══ DATASET ROWS ══

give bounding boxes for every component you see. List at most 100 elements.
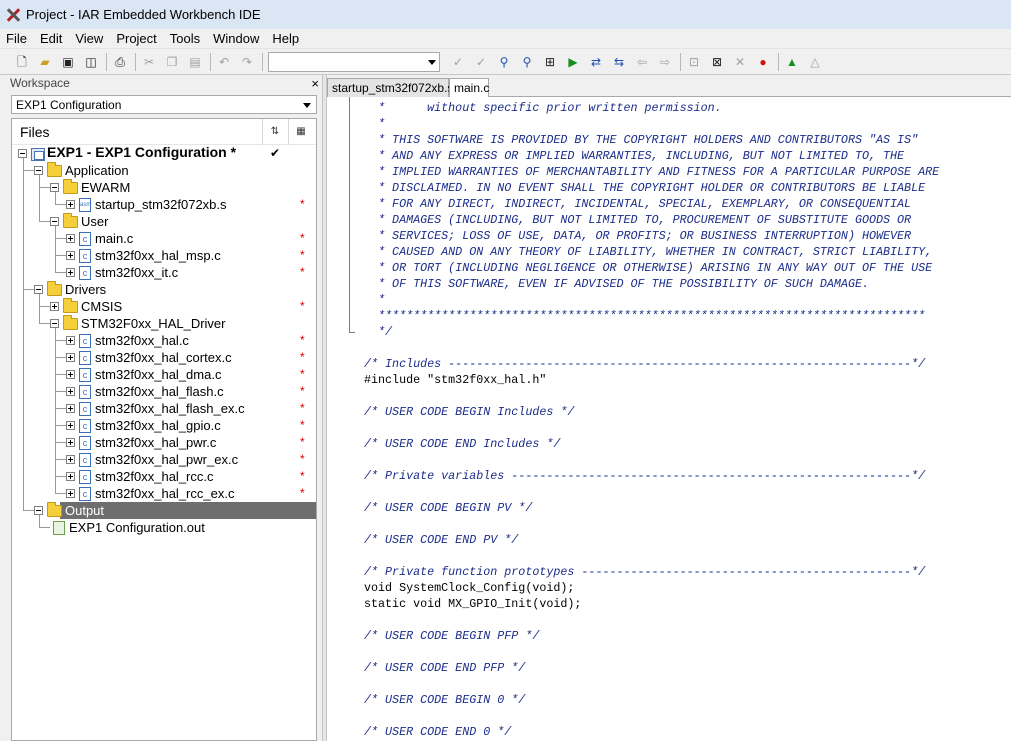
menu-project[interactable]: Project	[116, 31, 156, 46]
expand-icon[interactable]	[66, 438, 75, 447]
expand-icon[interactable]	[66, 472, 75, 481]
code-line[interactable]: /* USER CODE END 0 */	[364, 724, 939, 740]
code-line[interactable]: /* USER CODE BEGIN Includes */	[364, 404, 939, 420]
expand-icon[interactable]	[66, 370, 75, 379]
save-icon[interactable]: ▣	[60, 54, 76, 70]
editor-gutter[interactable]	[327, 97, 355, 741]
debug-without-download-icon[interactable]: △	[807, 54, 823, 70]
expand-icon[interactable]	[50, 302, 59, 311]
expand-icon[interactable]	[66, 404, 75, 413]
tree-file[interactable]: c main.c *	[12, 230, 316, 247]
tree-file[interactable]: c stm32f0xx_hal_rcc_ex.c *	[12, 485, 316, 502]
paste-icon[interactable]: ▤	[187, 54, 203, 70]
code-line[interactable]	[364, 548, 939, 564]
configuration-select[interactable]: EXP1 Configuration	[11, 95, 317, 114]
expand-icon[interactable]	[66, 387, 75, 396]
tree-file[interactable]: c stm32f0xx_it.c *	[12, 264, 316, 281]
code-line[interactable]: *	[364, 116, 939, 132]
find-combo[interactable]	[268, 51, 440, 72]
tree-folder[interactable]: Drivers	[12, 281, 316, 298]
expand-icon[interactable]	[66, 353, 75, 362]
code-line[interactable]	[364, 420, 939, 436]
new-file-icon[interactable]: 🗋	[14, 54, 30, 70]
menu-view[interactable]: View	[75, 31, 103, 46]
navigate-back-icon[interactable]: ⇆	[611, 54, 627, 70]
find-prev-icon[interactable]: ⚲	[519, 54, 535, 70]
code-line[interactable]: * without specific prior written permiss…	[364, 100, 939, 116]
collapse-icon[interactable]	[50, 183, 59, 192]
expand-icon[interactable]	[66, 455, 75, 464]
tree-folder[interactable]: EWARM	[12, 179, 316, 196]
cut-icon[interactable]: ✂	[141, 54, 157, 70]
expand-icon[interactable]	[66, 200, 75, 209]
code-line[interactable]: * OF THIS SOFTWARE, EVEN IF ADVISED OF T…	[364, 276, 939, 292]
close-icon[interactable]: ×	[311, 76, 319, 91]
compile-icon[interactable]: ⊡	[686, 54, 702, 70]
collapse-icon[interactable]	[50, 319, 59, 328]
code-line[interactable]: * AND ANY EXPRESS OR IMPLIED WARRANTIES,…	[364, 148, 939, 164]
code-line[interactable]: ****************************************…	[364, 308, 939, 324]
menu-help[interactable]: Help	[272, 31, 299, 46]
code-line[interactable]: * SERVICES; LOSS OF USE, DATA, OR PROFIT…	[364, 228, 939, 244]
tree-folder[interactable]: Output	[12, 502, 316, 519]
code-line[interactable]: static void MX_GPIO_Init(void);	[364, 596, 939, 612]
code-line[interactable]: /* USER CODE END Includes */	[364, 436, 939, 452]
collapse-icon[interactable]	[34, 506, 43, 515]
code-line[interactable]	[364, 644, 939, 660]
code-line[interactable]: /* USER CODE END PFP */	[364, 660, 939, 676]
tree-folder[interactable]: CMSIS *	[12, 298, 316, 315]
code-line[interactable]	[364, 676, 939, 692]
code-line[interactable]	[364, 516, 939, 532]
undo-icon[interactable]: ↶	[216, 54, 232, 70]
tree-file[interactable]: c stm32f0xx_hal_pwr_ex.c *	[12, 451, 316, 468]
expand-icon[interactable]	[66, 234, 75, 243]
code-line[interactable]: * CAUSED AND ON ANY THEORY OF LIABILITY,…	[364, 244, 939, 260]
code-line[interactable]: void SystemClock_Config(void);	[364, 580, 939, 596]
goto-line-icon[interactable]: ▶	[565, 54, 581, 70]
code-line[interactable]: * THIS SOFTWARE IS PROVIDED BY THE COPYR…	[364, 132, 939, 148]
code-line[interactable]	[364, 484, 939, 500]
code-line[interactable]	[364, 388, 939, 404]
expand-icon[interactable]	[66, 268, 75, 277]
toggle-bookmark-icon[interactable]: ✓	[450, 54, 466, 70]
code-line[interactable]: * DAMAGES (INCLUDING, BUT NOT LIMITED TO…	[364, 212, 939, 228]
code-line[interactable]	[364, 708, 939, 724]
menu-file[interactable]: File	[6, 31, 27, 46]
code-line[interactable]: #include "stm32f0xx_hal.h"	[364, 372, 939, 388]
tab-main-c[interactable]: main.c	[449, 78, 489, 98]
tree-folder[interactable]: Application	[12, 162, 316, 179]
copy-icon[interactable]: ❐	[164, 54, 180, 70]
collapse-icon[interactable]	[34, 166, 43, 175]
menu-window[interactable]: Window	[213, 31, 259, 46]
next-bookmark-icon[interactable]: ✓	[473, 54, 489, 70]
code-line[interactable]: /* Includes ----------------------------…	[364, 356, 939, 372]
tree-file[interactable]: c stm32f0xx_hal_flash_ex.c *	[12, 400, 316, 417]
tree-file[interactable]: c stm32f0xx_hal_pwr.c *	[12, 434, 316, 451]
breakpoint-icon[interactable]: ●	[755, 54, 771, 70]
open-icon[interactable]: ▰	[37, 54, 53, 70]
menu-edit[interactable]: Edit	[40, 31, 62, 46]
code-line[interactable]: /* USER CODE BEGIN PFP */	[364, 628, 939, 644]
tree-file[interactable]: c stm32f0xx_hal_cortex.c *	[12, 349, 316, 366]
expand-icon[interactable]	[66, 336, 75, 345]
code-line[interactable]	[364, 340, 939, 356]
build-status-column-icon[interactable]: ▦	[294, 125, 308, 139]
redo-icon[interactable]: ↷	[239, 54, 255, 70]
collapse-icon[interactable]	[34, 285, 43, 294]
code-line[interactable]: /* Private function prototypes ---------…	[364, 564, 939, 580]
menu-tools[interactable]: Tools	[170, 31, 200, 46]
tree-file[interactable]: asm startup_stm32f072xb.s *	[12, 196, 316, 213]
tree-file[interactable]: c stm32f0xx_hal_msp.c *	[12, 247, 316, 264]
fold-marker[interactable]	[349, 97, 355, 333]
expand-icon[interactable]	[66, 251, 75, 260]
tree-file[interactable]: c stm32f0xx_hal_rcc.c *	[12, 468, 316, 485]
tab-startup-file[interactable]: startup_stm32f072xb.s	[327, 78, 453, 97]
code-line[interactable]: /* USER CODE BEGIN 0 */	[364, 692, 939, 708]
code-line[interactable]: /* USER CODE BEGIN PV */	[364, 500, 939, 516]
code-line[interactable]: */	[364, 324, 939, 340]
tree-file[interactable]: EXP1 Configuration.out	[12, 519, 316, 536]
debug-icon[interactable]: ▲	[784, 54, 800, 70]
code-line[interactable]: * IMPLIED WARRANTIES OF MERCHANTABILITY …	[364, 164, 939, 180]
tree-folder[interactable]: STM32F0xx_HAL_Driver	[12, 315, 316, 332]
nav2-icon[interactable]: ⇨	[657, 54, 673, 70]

═══

Reproduce all of the rows above verbatim, leaving out the pictures.

**RESULT OF THIS TASK:**
give bounding boxes for every component you see. List at most 100 elements.
menu-project[interactable]: Project	[116, 31, 156, 46]
expand-icon[interactable]	[66, 438, 75, 447]
expand-icon[interactable]	[66, 472, 75, 481]
code-line[interactable]: /* USER CODE END 0 */	[364, 724, 939, 740]
code-line[interactable]: /* USER CODE BEGIN Includes */	[364, 404, 939, 420]
expand-icon[interactable]	[66, 370, 75, 379]
save-icon[interactable]: ▣	[60, 54, 76, 70]
editor-gutter[interactable]	[327, 97, 355, 741]
debug-without-download-icon[interactable]: △	[807, 54, 823, 70]
expand-icon[interactable]	[50, 302, 59, 311]
expand-icon[interactable]	[66, 404, 75, 413]
tree-file[interactable]: c main.c *	[12, 230, 316, 247]
tree-file[interactable]: c stm32f0xx_hal_rcc_ex.c *	[12, 485, 316, 502]
paste-icon[interactable]: ▤	[187, 54, 203, 70]
code-line[interactable]	[364, 548, 939, 564]
configuration-select[interactable]: EXP1 Configuration	[11, 95, 317, 114]
expand-icon[interactable]	[66, 387, 75, 396]
tree-file[interactable]: c stm32f0xx_it.c *	[12, 264, 316, 281]
code-line[interactable]: *	[364, 116, 939, 132]
find-combo[interactable]	[268, 51, 440, 72]
tree-folder[interactable]: Drivers	[12, 281, 316, 298]
expand-icon[interactable]	[66, 353, 75, 362]
code-line[interactable]	[364, 420, 939, 436]
new-file-icon[interactable]: 🗋	[14, 54, 30, 70]
menu-view[interactable]: View	[75, 31, 103, 46]
navigate-back-icon[interactable]: ⇆	[611, 54, 627, 70]
find-prev-icon[interactable]: ⚲	[519, 54, 535, 70]
code-line[interactable]: * without specific prior written permiss…	[364, 100, 939, 116]
collapse-icon[interactable]	[50, 183, 59, 192]
expand-icon[interactable]	[66, 455, 75, 464]
tree-folder[interactable]: EWARM	[12, 179, 316, 196]
cut-icon[interactable]: ✂	[141, 54, 157, 70]
expand-icon[interactable]	[66, 200, 75, 209]
code-line[interactable]: * OF THIS SOFTWARE, EVEN IF ADVISED OF T…	[364, 276, 939, 292]
close-icon[interactable]: ×	[311, 76, 319, 91]
compile-icon[interactable]: ⊡	[686, 54, 702, 70]
collapse-icon[interactable]	[50, 319, 59, 328]
code-line[interactable]: * AND ANY EXPRESS OR IMPLIED WARRANTIES,…	[364, 148, 939, 164]
code-line[interactable]: ****************************************…	[364, 308, 939, 324]
menu-help[interactable]: Help	[272, 31, 299, 46]
code-line[interactable]: * SERVICES; LOSS OF USE, DATA, OR PROFIT…	[364, 228, 939, 244]
tree-folder[interactable]: Output	[12, 502, 316, 519]
code-line[interactable]: static void MX_GPIO_Init(void);	[364, 596, 939, 612]
code-line[interactable]: /* USER CODE END Includes */	[364, 436, 939, 452]
collapse-icon[interactable]	[34, 506, 43, 515]
code-line[interactable]	[364, 644, 939, 660]
code-line[interactable]: /* USER CODE END PFP */	[364, 660, 939, 676]
tree-folder[interactable]: CMSIS *	[12, 298, 316, 315]
code-line[interactable]	[364, 676, 939, 692]
code-line[interactable]	[364, 516, 939, 532]
undo-icon[interactable]: ↶	[216, 54, 232, 70]
tree-file[interactable]: c stm32f0xx_hal_pwr_ex.c *	[12, 451, 316, 468]
expand-icon[interactable]	[66, 234, 75, 243]
code-line[interactable]: * CAUSED AND ON ANY THEORY OF LIABILITY,…	[364, 244, 939, 260]
code-line[interactable]: void SystemClock_Config(void);	[364, 580, 939, 596]
goto-line-icon[interactable]: ▶	[565, 54, 581, 70]
code-line[interactable]: * THIS SOFTWARE IS PROVIDED BY THE COPYR…	[364, 132, 939, 148]
code-line[interactable]	[364, 484, 939, 500]
code-line[interactable]	[364, 388, 939, 404]
expand-icon[interactable]	[66, 268, 75, 277]
toggle-bookmark-icon[interactable]: ✓	[450, 54, 466, 70]
code-line[interactable]: * DAMAGES (INCLUDING, BUT NOT LIMITED TO…	[364, 212, 939, 228]
code-line[interactable]	[364, 708, 939, 724]
menu-file[interactable]: File	[6, 31, 27, 46]
code-line[interactable]: #include "stm32f0xx_hal.h"	[364, 372, 939, 388]
tab-main-c[interactable]: main.c	[449, 78, 489, 98]
tree-folder[interactable]: Application	[12, 162, 316, 179]
copy-icon[interactable]: ❐	[164, 54, 180, 70]
collapse-icon[interactable]	[34, 166, 43, 175]
menu-window[interactable]: Window	[213, 31, 259, 46]
next-bookmark-icon[interactable]: ✓	[473, 54, 489, 70]
code-line[interactable]: /* Includes ----------------------------…	[364, 356, 939, 372]
tree-file[interactable]: c stm32f0xx_hal_flash_ex.c *	[12, 400, 316, 417]
tree-file[interactable]: c stm32f0xx_hal_pwr.c *	[12, 434, 316, 451]
breakpoint-icon[interactable]: ●	[755, 54, 771, 70]
open-icon[interactable]: ▰	[37, 54, 53, 70]
menu-edit[interactable]: Edit	[40, 31, 62, 46]
code-line[interactable]: /* USER CODE BEGIN PFP */	[364, 628, 939, 644]
tree-file[interactable]: c stm32f0xx_hal_cortex.c *	[12, 349, 316, 366]
expand-icon[interactable]	[66, 336, 75, 345]
code-line[interactable]	[364, 340, 939, 356]
build-status-column-icon[interactable]: ▦	[294, 125, 308, 139]
redo-icon[interactable]: ↷	[239, 54, 255, 70]
collapse-icon[interactable]	[34, 285, 43, 294]
code-line[interactable]: /* Private function prototypes ---------…	[364, 564, 939, 580]
menu-tools[interactable]: Tools	[170, 31, 200, 46]
tree-file[interactable]: asm startup_stm32f072xb.s *	[12, 196, 316, 213]
tree-file[interactable]: c stm32f0xx_hal_msp.c *	[12, 247, 316, 264]
fold-marker[interactable]	[349, 97, 355, 333]
expand-icon[interactable]	[66, 251, 75, 260]
tree-file[interactable]: c stm32f0xx_hal_rcc.c *	[12, 468, 316, 485]
tab-startup-file[interactable]: startup_stm32f072xb.s	[327, 78, 453, 97]
code-line[interactable]: /* USER CODE BEGIN 0 */	[364, 692, 939, 708]
code-line[interactable]: /* USER CODE BEGIN PV */	[364, 500, 939, 516]
code-line[interactable]: */	[364, 324, 939, 340]
tree-file[interactable]: EXP1 Configuration.out	[12, 519, 316, 536]
debug-icon[interactable]: ▲	[784, 54, 800, 70]
code-line[interactable]: * IMPLIED WARRANTIES OF MERCHANTABILITY …	[364, 164, 939, 180]
tree-folder[interactable]: STM32F0xx_HAL_Driver	[12, 315, 316, 332]
nav2-icon[interactable]: ⇨	[657, 54, 673, 70]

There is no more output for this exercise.